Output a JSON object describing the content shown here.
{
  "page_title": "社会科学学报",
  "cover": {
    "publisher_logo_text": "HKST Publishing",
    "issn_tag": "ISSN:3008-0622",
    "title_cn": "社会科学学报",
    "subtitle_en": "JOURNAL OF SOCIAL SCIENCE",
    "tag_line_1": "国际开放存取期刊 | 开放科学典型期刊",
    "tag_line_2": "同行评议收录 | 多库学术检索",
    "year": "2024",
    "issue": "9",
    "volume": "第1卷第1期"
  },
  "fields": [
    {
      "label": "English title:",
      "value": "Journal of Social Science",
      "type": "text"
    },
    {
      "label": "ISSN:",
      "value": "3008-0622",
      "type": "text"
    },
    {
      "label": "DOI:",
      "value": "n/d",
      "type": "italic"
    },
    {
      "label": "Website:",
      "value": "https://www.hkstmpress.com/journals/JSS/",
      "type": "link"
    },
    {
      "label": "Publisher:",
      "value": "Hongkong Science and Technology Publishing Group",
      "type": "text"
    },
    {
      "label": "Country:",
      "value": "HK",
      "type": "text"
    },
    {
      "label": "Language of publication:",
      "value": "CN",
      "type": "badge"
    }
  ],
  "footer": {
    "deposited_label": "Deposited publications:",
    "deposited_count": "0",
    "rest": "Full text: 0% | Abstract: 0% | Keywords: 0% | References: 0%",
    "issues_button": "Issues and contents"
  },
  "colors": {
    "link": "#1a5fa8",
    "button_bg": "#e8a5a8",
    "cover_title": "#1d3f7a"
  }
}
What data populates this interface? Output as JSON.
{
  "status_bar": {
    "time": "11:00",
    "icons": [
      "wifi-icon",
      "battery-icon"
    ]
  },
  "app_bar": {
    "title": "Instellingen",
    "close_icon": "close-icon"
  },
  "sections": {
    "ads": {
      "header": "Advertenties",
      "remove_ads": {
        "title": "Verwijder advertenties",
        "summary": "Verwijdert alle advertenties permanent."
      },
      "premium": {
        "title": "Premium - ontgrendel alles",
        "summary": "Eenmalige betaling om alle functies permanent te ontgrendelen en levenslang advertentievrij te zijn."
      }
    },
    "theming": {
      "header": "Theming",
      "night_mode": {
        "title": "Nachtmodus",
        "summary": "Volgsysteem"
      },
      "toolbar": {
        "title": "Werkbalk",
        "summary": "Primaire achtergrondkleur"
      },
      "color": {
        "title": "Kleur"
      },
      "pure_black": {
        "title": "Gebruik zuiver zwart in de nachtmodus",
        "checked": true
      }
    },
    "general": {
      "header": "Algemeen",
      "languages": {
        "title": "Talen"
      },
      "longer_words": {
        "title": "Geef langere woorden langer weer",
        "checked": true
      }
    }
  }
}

──────

Nothing should be left out: repeat all of the data exactly.

Output a JSON object describing the content shown here.
{
  "page_title": "社会科学学报",
  "cover": {
    "publisher_logo_text": "HKST Publishing",
    "issn_tag": "ISSN:3008-0622",
    "title_cn": "社会科学学报",
    "subtitle_en": "JOURNAL OF SOCIAL SCIENCE",
    "tag_line_1": "国际开放存取期刊 | 开放科学典型期刊",
    "tag_line_2": "同行评议收录 | 多库学术检索",
    "year": "2024",
    "issue": "9",
    "volume": "第1卷第1期"
  },
  "fields": [
    {
      "label": "English title:",
      "value": "Journal of Social Science",
      "type": "text"
    },
    {
      "label": "ISSN:",
      "value": "3008-0622",
      "type": "text"
    },
    {
      "label": "DOI:",
      "value": "n/d",
      "type": "italic"
    },
    {
      "label": "Website:",
      "value": "https://www.hkstmpress.com/journals/JSS/",
      "type": "link"
    },
    {
      "label": "Publisher:",
      "value": "Hongkong Science and Technology Publishing Group",
      "type": "text"
    },
    {
      "label": "Country:",
      "value": "HK",
      "type": "text"
    },
    {
      "label": "Language of publication:",
      "value": "CN",
      "type": "badge"
    }
  ],
  "footer": {
    "deposited_label": "Deposited publications:",
    "deposited_count": "0",
    "rest": "Full text: 0% | Abstract: 0% | Keywords: 0% | References: 0%",
    "issues_button": "Issues and contents"
  },
  "colors": {
    "link": "#1a5fa8",
    "button_bg": "#e8a5a8",
    "cover_title": "#1d3f7a"
  }
}
What data populates this interface? Output as JSON.
{
  "status_bar": {
    "time": "11:00",
    "icons": [
      "wifi-icon",
      "battery-icon"
    ]
  },
  "app_bar": {
    "title": "Instellingen",
    "close_icon": "close-icon"
  },
  "sections": {
    "ads": {
      "header": "Advertenties",
      "remove_ads": {
        "title": "Verwijder advertenties",
        "summary": "Verwijdert alle advertenties permanent."
      },
      "premium": {
        "title": "Premium - ontgrendel alles",
        "summary": "Eenmalige betaling om alle functies permanent te ontgrendelen en levenslang advertentievrij te zijn."
      }
    },
    "theming": {
      "header": "Theming",
      "night_mode": {
        "title": "Nachtmodus",
        "summary": "Volgsysteem"
      },
      "toolbar": {
        "title": "Werkbalk",
        "summary": "Primaire achtergrondkleur"
      },
      "color": {
        "title": "Kleur"
      },
      "pure_black": {
        "title": "Gebruik zuiver zwart in de nachtmodus",
        "checked": true
      }
    },
    "general": {
      "header": "Algemeen",
      "languages": {
        "title": "Talen"
      },
      "longer_words": {
        "title": "Geef langere woorden langer weer",
        "checked": true
      }
    }
  }
}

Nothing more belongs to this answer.